From the records below, pull each line that has "What".

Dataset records
◆ ◆ ◆
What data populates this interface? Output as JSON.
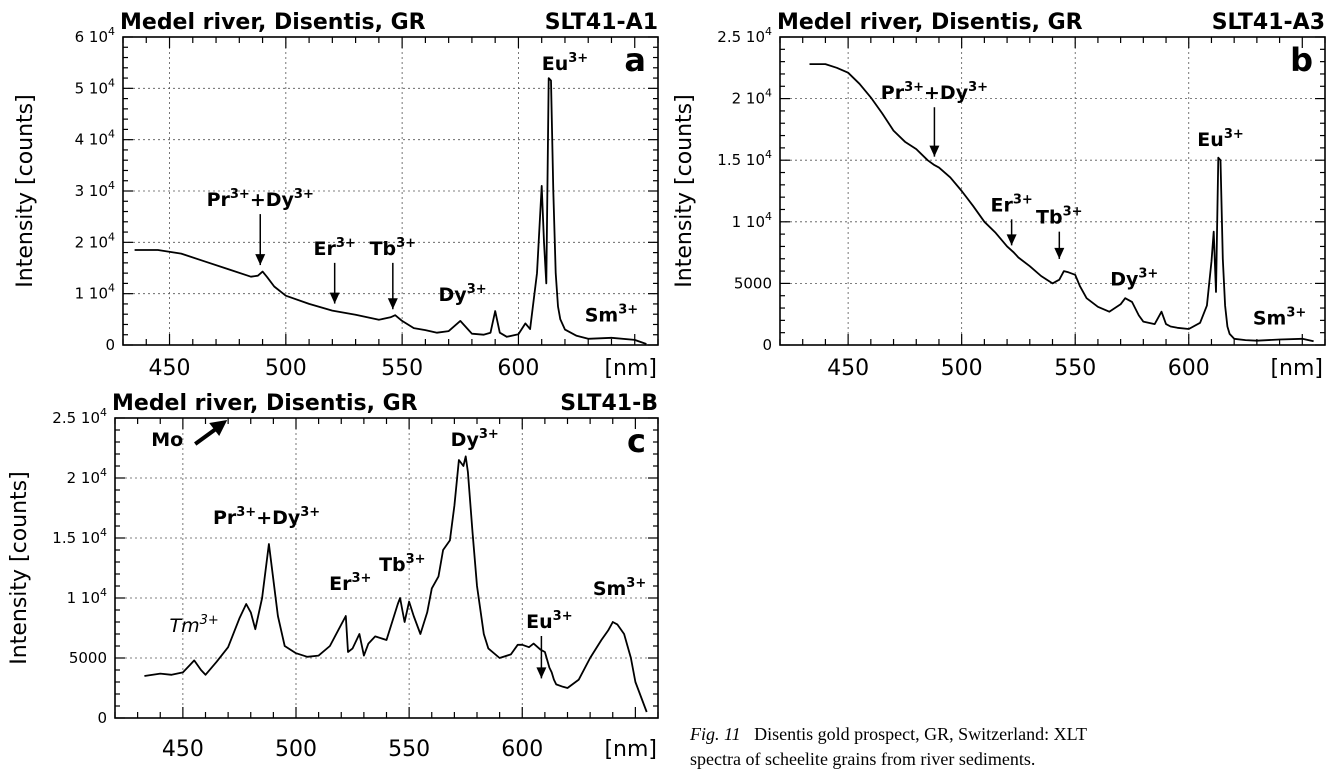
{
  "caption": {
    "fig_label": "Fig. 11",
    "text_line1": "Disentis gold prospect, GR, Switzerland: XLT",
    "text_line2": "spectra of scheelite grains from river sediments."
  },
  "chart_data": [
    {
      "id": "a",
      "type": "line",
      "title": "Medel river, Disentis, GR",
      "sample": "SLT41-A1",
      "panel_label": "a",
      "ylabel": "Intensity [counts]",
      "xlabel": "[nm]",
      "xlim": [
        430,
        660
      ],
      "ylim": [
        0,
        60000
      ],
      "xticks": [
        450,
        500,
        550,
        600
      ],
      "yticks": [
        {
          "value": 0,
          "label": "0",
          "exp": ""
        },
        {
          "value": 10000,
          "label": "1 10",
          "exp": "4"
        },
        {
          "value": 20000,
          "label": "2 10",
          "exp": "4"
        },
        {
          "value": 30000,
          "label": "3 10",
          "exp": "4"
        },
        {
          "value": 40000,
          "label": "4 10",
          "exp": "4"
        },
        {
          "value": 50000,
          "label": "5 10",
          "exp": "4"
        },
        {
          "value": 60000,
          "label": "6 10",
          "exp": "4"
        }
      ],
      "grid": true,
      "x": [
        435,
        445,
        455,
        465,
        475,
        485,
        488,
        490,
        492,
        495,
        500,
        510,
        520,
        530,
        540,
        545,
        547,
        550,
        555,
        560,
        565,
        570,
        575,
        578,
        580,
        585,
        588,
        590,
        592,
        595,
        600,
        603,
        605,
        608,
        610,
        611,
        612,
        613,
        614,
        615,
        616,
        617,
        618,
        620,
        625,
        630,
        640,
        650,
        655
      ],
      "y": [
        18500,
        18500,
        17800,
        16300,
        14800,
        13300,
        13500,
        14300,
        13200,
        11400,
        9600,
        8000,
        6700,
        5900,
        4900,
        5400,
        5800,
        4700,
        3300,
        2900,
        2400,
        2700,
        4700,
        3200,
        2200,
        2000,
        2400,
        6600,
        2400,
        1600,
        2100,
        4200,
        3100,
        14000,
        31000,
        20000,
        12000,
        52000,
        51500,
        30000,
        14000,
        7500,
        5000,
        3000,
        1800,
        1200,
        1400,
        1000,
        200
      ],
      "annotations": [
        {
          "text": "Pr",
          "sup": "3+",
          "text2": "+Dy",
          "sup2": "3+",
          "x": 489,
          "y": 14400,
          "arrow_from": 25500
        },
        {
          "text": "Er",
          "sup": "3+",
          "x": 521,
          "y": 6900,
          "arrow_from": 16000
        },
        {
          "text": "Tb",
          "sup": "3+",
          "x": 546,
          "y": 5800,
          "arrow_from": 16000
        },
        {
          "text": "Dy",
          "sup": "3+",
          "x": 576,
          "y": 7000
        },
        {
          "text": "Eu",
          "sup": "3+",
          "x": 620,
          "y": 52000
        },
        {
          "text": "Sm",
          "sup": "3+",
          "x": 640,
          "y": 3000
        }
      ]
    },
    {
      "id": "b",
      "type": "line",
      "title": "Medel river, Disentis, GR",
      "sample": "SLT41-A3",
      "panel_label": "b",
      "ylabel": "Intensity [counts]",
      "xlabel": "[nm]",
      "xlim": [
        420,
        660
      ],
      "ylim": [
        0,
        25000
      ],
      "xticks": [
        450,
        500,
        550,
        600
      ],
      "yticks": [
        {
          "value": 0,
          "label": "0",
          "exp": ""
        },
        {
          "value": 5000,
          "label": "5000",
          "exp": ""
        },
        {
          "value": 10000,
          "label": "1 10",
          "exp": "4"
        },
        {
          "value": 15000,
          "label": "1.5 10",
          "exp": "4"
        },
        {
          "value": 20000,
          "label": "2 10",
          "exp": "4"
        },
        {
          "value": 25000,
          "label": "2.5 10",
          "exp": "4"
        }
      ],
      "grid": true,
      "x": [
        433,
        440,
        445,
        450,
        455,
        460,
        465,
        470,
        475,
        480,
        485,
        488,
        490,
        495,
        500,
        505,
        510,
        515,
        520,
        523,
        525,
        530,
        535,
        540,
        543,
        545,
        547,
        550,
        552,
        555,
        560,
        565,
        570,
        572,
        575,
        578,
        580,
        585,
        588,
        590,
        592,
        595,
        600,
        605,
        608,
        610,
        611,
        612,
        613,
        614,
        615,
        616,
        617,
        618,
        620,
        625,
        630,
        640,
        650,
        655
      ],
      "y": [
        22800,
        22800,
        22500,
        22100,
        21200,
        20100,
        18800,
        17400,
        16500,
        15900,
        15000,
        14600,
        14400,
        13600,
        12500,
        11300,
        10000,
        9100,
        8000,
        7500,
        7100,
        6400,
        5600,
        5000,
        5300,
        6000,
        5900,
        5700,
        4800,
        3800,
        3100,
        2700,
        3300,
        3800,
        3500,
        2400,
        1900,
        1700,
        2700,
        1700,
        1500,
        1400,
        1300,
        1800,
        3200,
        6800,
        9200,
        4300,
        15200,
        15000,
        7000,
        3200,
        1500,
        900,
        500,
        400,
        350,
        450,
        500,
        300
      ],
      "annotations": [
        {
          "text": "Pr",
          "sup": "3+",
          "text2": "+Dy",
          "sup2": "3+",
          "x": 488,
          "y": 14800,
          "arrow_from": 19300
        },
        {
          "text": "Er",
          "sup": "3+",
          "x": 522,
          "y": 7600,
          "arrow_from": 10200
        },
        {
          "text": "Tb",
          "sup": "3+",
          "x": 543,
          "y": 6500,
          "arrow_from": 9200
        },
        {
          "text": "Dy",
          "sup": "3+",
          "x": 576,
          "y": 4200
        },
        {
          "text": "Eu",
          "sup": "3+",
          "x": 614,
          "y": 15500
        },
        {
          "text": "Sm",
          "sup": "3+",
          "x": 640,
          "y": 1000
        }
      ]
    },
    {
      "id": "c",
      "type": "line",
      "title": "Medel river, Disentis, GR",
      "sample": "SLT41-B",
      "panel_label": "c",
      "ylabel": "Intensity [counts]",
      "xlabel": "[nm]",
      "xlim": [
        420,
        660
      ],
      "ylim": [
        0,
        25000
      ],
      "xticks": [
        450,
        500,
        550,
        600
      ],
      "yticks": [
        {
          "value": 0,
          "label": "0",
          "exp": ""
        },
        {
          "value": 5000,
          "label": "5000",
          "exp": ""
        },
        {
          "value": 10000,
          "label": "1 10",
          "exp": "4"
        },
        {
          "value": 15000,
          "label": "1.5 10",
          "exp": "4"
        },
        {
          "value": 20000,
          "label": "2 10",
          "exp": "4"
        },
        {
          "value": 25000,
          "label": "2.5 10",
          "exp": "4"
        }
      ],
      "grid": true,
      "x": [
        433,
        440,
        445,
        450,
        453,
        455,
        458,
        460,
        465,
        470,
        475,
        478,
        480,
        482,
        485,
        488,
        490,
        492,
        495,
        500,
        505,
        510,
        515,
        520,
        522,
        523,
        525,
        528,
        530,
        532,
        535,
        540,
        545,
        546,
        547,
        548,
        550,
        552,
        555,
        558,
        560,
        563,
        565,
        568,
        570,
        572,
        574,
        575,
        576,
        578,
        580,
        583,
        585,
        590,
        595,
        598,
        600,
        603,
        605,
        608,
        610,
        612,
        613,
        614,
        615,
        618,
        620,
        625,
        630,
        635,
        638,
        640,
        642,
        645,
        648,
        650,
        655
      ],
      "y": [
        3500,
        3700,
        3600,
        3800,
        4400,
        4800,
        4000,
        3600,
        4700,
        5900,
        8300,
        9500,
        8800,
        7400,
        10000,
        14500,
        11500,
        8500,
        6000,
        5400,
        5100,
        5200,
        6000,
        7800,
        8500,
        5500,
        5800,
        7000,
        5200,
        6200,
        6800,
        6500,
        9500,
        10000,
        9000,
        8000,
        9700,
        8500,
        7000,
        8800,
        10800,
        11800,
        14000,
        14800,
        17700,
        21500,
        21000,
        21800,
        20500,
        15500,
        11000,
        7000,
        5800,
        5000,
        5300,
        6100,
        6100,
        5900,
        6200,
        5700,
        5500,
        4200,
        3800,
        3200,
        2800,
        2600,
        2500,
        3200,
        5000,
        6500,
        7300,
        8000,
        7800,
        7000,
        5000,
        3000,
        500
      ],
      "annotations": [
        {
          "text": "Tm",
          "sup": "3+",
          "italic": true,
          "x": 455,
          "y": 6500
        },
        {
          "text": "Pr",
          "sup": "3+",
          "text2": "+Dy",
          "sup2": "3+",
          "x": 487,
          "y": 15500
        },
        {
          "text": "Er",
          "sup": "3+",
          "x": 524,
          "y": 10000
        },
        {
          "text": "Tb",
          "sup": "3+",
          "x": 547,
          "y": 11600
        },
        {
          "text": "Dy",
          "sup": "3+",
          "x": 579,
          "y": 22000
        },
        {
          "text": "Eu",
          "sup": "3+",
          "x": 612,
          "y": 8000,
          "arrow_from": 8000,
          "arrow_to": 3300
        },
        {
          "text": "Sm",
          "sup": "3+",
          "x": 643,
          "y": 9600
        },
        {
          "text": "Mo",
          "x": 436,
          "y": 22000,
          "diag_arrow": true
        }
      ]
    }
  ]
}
◆ ◆ ◆
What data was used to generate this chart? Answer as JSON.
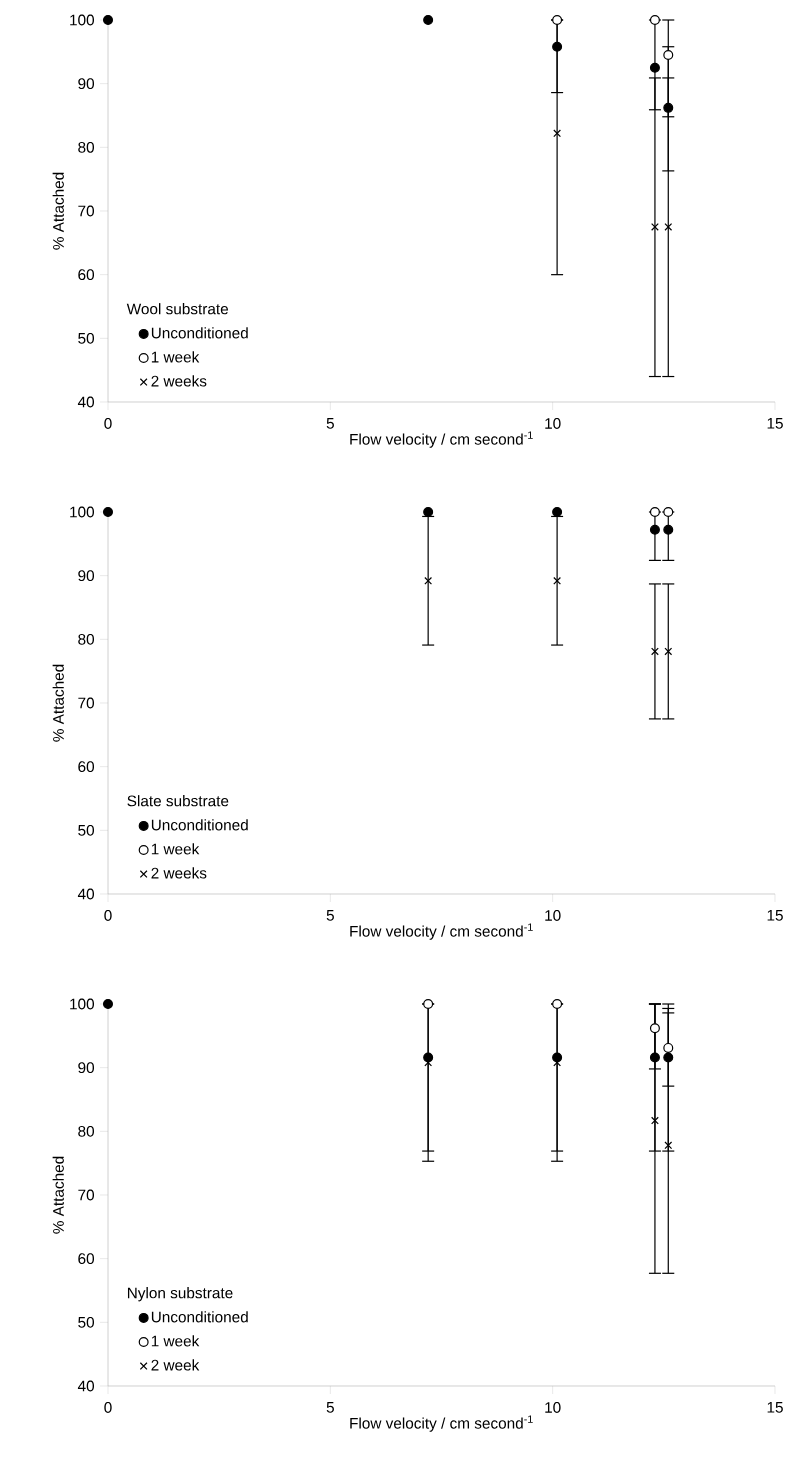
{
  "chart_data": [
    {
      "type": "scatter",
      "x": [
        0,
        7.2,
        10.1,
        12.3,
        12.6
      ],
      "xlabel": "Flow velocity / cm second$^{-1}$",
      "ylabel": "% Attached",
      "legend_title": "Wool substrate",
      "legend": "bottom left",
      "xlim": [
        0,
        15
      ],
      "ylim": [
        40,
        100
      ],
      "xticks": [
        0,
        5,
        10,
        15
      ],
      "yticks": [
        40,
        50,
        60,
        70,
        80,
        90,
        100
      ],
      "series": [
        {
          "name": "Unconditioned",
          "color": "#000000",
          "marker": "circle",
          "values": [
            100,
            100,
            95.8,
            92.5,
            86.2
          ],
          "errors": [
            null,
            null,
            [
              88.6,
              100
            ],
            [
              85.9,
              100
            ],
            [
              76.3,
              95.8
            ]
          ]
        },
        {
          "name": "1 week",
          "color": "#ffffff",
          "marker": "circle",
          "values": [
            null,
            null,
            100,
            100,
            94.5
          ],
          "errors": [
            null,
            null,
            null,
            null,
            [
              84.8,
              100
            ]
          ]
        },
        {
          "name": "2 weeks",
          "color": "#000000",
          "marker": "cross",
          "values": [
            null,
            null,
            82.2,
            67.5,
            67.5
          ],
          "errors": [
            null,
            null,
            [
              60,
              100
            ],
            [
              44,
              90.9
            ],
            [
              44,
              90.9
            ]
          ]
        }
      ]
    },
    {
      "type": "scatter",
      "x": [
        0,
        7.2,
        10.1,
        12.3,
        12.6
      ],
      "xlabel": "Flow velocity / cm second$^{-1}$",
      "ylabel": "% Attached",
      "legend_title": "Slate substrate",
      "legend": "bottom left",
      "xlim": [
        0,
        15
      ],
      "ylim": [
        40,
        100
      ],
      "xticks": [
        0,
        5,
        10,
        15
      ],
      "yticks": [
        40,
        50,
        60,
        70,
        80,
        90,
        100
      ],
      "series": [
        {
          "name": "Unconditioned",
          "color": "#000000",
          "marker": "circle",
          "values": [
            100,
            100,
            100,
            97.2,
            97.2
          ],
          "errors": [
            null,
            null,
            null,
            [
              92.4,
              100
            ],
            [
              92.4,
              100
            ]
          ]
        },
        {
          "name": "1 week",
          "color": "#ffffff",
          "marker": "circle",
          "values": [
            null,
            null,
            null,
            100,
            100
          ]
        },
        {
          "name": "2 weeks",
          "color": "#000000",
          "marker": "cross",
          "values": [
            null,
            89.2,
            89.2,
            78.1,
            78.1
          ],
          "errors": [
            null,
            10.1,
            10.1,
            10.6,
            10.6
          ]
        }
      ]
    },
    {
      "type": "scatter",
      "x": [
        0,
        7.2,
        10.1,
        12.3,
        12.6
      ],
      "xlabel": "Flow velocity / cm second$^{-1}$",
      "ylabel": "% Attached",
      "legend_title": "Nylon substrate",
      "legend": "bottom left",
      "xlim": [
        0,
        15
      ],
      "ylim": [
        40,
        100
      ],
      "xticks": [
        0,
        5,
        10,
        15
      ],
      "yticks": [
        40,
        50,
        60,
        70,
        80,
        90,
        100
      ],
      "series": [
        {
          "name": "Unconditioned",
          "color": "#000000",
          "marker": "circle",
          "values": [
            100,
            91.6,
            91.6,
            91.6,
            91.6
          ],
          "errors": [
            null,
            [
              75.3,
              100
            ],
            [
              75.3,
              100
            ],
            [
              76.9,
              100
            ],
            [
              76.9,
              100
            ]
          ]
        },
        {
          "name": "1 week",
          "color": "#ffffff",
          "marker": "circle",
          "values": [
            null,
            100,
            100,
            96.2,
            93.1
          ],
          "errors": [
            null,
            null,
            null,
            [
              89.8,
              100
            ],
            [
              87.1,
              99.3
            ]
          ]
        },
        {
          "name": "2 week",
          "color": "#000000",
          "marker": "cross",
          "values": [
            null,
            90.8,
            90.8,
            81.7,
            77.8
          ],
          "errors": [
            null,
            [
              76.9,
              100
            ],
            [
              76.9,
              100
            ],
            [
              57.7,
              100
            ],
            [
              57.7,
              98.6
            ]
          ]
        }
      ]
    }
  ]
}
◆ ◆ ◆
● Expected answer:
What data populates this interface? Output as JSON.
What data was used to generate this chart? Answer as JSON.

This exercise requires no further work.